▸ What is expected
Restate each of the lines below word for word and drop every picture.

_ _ _ _ _

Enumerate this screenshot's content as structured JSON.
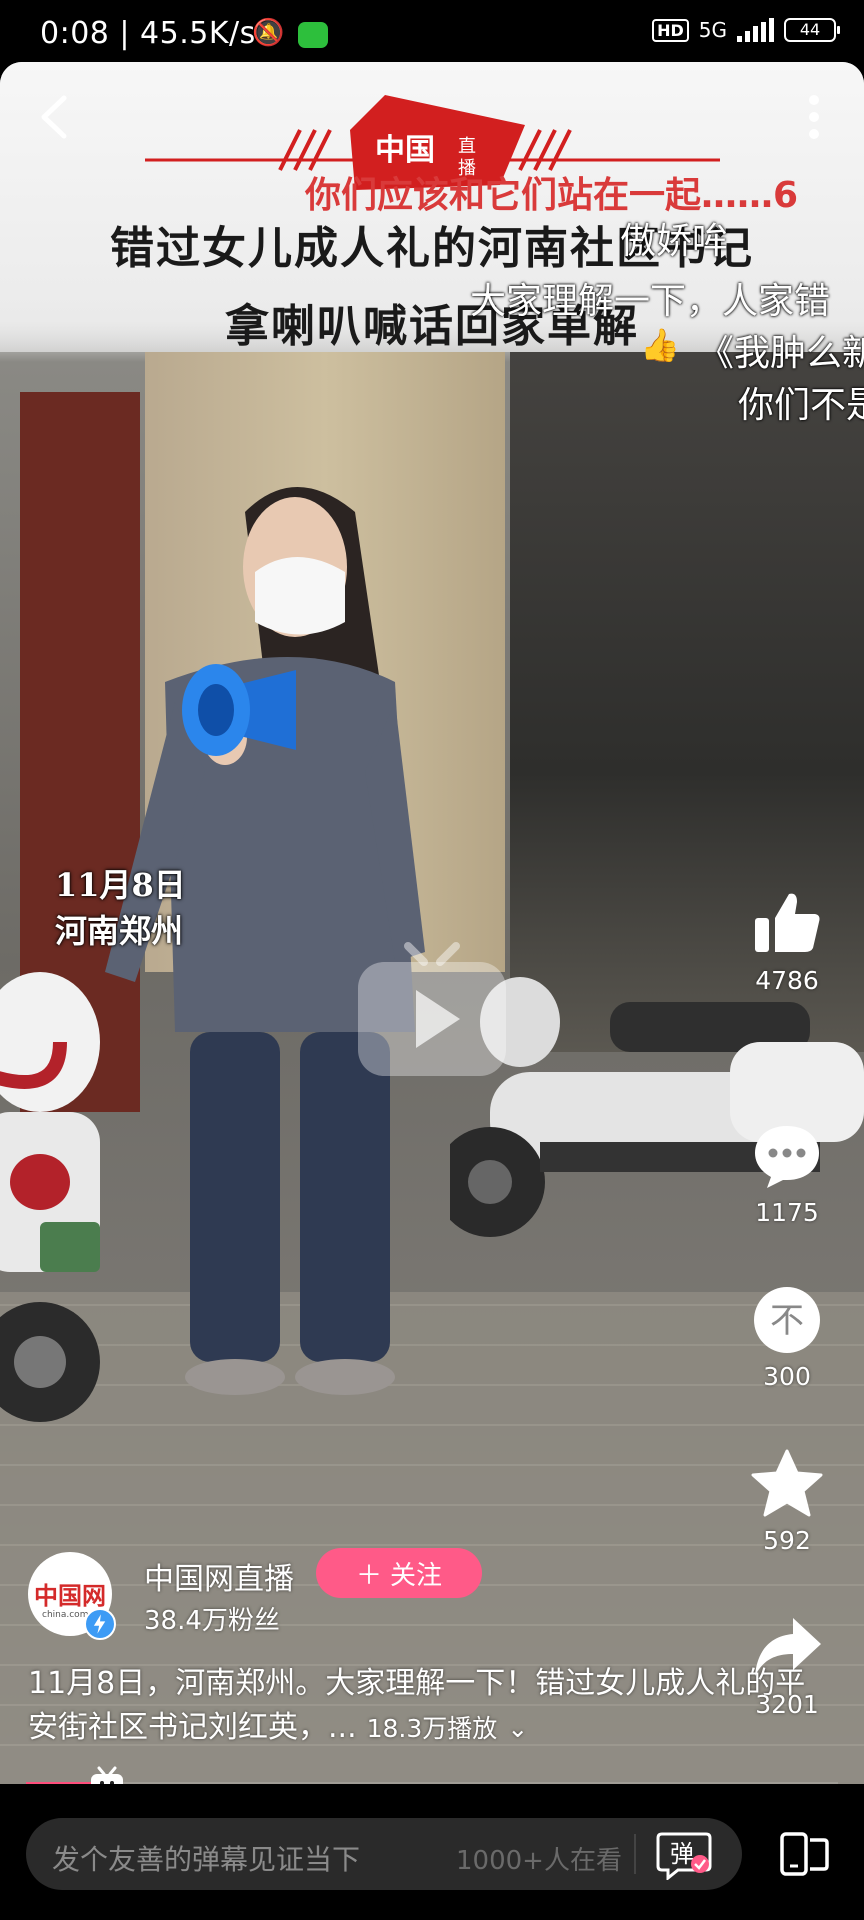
{
  "status_bar": {
    "time_speed": "0:08 | 45.5K/s",
    "hd": "HD",
    "network": "5G",
    "battery": "44"
  },
  "video": {
    "overlay_headline_1": "错过女儿成人礼的河南社区书记",
    "overlay_headline_2": "拿喇叭喊话回家单解",
    "date_location_1": "11月8日",
    "date_location_2": "河南郑州",
    "danmaku": [
      "你们应该和它们站在一起……6",
      "傲娇哞",
      "大家理解一下，人家错",
      "《我肿么新",
      "你们不是"
    ]
  },
  "actions": {
    "like_count": "4786",
    "comment_count": "1175",
    "coin_count": "300",
    "coin_glyph": "不",
    "favorite_count": "592",
    "share_count": "3201"
  },
  "author": {
    "name": "中国网直播",
    "fans": "38.4万粉丝",
    "follow_label": "关注",
    "avatar_logo": "中国网",
    "avatar_sub": "china.com"
  },
  "description": {
    "text": "11月8日，河南郑州。大家理解一下！错过女儿成人礼的平安街社区书记刘红英，...",
    "views": "18.3万播放"
  },
  "progress": {
    "fraction": 0.09
  },
  "bottom": {
    "danmaku_placeholder": "发个友善的弹幕见证当下",
    "watching": "1000+人在看",
    "danmaku_toggle_label": "弹"
  },
  "colors": {
    "accent_pink": "#ff5a88",
    "progress": "#ff4d7b",
    "wechat_green": "#2dbf3c",
    "danmaku_red": "#d93a3a"
  }
}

_ _ _ _ _

▸ Worked solution
Enumerate this screenshot's content as structured JSON.
{
  "status_bar": {
    "time_speed": "0:08 | 45.5K/s",
    "hd": "HD",
    "network": "5G",
    "battery": "44"
  },
  "video": {
    "overlay_headline_1": "错过女儿成人礼的河南社区书记",
    "overlay_headline_2": "拿喇叭喊话回家单解",
    "date_location_1": "11月8日",
    "date_location_2": "河南郑州",
    "danmaku": [
      "你们应该和它们站在一起……6",
      "傲娇哞",
      "大家理解一下，人家错",
      "《我肿么新",
      "你们不是"
    ]
  },
  "actions": {
    "like_count": "4786",
    "comment_count": "1175",
    "coin_count": "300",
    "coin_glyph": "不",
    "favorite_count": "592",
    "share_count": "3201"
  },
  "author": {
    "name": "中国网直播",
    "fans": "38.4万粉丝",
    "follow_label": "关注",
    "avatar_logo": "中国网",
    "avatar_sub": "china.com"
  },
  "description": {
    "text": "11月8日，河南郑州。大家理解一下！错过女儿成人礼的平安街社区书记刘红英，...",
    "views": "18.3万播放"
  },
  "progress": {
    "fraction": 0.09
  },
  "bottom": {
    "danmaku_placeholder": "发个友善的弹幕见证当下",
    "watching": "1000+人在看",
    "danmaku_toggle_label": "弹"
  },
  "colors": {
    "accent_pink": "#ff5a88",
    "progress": "#ff4d7b",
    "wechat_green": "#2dbf3c",
    "danmaku_red": "#d93a3a"
  }
}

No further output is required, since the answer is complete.